#### Records for this task ####

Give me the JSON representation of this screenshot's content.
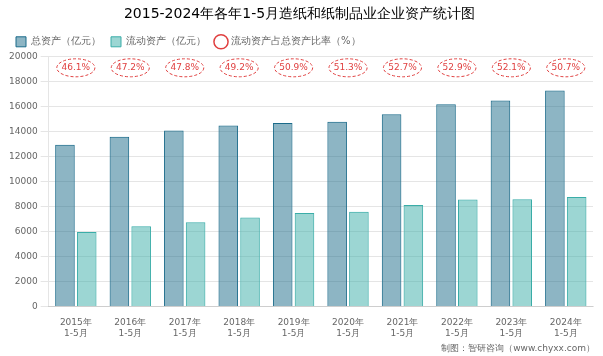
{
  "chart_data": {
    "type": "bar",
    "title": "2015-2024年各年1-5月造纸和纸制品业企业资产统计图",
    "categories": [
      "2015年\n1-5月",
      "2016年\n1-5月",
      "2017年\n1-5月",
      "2018年\n1-5月",
      "2019年\n1-5月",
      "2020年\n1-5月",
      "2021年\n1-5月",
      "2022年\n1-5月",
      "2023年\n1-5月",
      "2024年\n1-5月"
    ],
    "series": [
      {
        "name": "总资产（亿元）",
        "color": "#1B6B8A",
        "values": [
          12950,
          13600,
          14100,
          14500,
          14700,
          14800,
          15400,
          16200,
          16500,
          17300
        ]
      },
      {
        "name": "流动资产（亿元）",
        "color": "#3AADA8",
        "values": [
          5970,
          6420,
          6740,
          7130,
          7490,
          7590,
          8120,
          8560,
          8590,
          8770
        ]
      },
      {
        "name": "流动资产占总资产比率（%）",
        "type": "label",
        "color": "#E04040",
        "marker": "circle",
        "values": [
          46.1,
          47.2,
          47.8,
          49.2,
          50.9,
          51.3,
          52.7,
          52.9,
          52.1,
          50.7
        ],
        "value_labels": [
          "46.1%",
          "47.2%",
          "47.8%",
          "49.2%",
          "50.9%",
          "51.3%",
          "52.7%",
          "52.9%",
          "52.1%",
          "50.7%"
        ]
      }
    ],
    "ylim": [
      0,
      20000
    ],
    "yticks": [
      0,
      2000,
      4000,
      6000,
      8000,
      10000,
      12000,
      14000,
      16000,
      18000,
      20000
    ],
    "grid": true,
    "legend": "upper left",
    "annotations": [
      "制图：智研咨询（www.chyxx.com）"
    ]
  }
}
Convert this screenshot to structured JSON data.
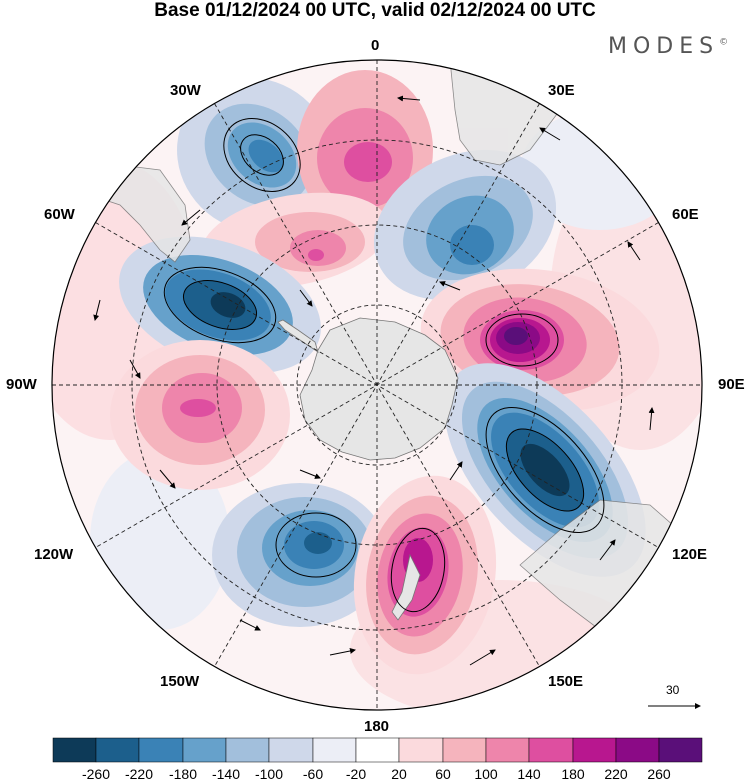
{
  "header": {
    "title": "Base 01/12/2024 00 UTC, valid 02/12/2024 00 UTC",
    "brand": "MODES",
    "brand_mark": "©"
  },
  "longitude_labels": {
    "l0": "0",
    "l30e": "30E",
    "l60e": "60E",
    "l90e": "90E",
    "l120e": "120E",
    "l150e": "150E",
    "l180": "180",
    "l150w": "150W",
    "l120w": "120W",
    "l90w": "90W",
    "l60w": "60W",
    "l30w": "30W"
  },
  "wind_reference": {
    "label": "30"
  },
  "colorbar": {
    "levels": [
      "-260",
      "-220",
      "-180",
      "-140",
      "-100",
      "-60",
      "-20",
      "20",
      "60",
      "100",
      "140",
      "180",
      "220",
      "260"
    ],
    "colors": [
      "#0d3a58",
      "#1c5f8c",
      "#3a82b6",
      "#66a1cb",
      "#a2bfdc",
      "#cfd8ea",
      "#eceef6",
      "#ffffff",
      "#fbdadd",
      "#f5b4bd",
      "#ee85ab",
      "#de4fa0",
      "#b8178f",
      "#8b0a86",
      "#5a0f79"
    ]
  },
  "map_colors": {
    "land": "#e6e6e6",
    "coast": "#777777",
    "grid": "#222222"
  }
}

####

Challenge -
Leave out the pictures and retype every line above exactly.

Solved exercise -
Give me the JSON representation of this screenshot's content.
{
  "chart_data": {
    "type": "bar",
    "title": "2015-2024年各年1-5月造纸和纸制品业企业资产统计图",
    "categories": [
      "2015年\n1-5月",
      "2016年\n1-5月",
      "2017年\n1-5月",
      "2018年\n1-5月",
      "2019年\n1-5月",
      "2020年\n1-5月",
      "2021年\n1-5月",
      "2022年\n1-5月",
      "2023年\n1-5月",
      "2024年\n1-5月"
    ],
    "series": [
      {
        "name": "总资产（亿元）",
        "color": "#1B6B8A",
        "values": [
          12950,
          13600,
          14100,
          14500,
          14700,
          14800,
          15400,
          16200,
          16500,
          17300
        ]
      },
      {
        "name": "流动资产（亿元）",
        "color": "#3AADA8",
        "values": [
          5970,
          6420,
          6740,
          7130,
          7490,
          7590,
          8120,
          8560,
          8590,
          8770
        ]
      },
      {
        "name": "流动资产占总资产比率（%）",
        "type": "label",
        "color": "#E04040",
        "marker": "circle",
        "values": [
          46.1,
          47.2,
          47.8,
          49.2,
          50.9,
          51.3,
          52.7,
          52.9,
          52.1,
          50.7
        ],
        "value_labels": [
          "46.1%",
          "47.2%",
          "47.8%",
          "49.2%",
          "50.9%",
          "51.3%",
          "52.7%",
          "52.9%",
          "52.1%",
          "50.7%"
        ]
      }
    ],
    "ylim": [
      0,
      20000
    ],
    "yticks": [
      0,
      2000,
      4000,
      6000,
      8000,
      10000,
      12000,
      14000,
      16000,
      18000,
      20000
    ],
    "grid": true,
    "legend": "upper left",
    "annotations": [
      "制图：智研咨询（www.chyxx.com）"
    ]
  }
}
Convert this screenshot to structured JSON data.
{
  "header": {
    "title": "Base 01/12/2024 00 UTC, valid 02/12/2024 00 UTC",
    "brand": "MODES",
    "brand_mark": "©"
  },
  "longitude_labels": {
    "l0": "0",
    "l30e": "30E",
    "l60e": "60E",
    "l90e": "90E",
    "l120e": "120E",
    "l150e": "150E",
    "l180": "180",
    "l150w": "150W",
    "l120w": "120W",
    "l90w": "90W",
    "l60w": "60W",
    "l30w": "30W"
  },
  "wind_reference": {
    "label": "30"
  },
  "colorbar": {
    "levels": [
      "-260",
      "-220",
      "-180",
      "-140",
      "-100",
      "-60",
      "-20",
      "20",
      "60",
      "100",
      "140",
      "180",
      "220",
      "260"
    ],
    "colors": [
      "#0d3a58",
      "#1c5f8c",
      "#3a82b6",
      "#66a1cb",
      "#a2bfdc",
      "#cfd8ea",
      "#eceef6",
      "#ffffff",
      "#fbdadd",
      "#f5b4bd",
      "#ee85ab",
      "#de4fa0",
      "#b8178f",
      "#8b0a86",
      "#5a0f79"
    ]
  },
  "map_colors": {
    "land": "#e6e6e6",
    "coast": "#777777",
    "grid": "#222222"
  }
}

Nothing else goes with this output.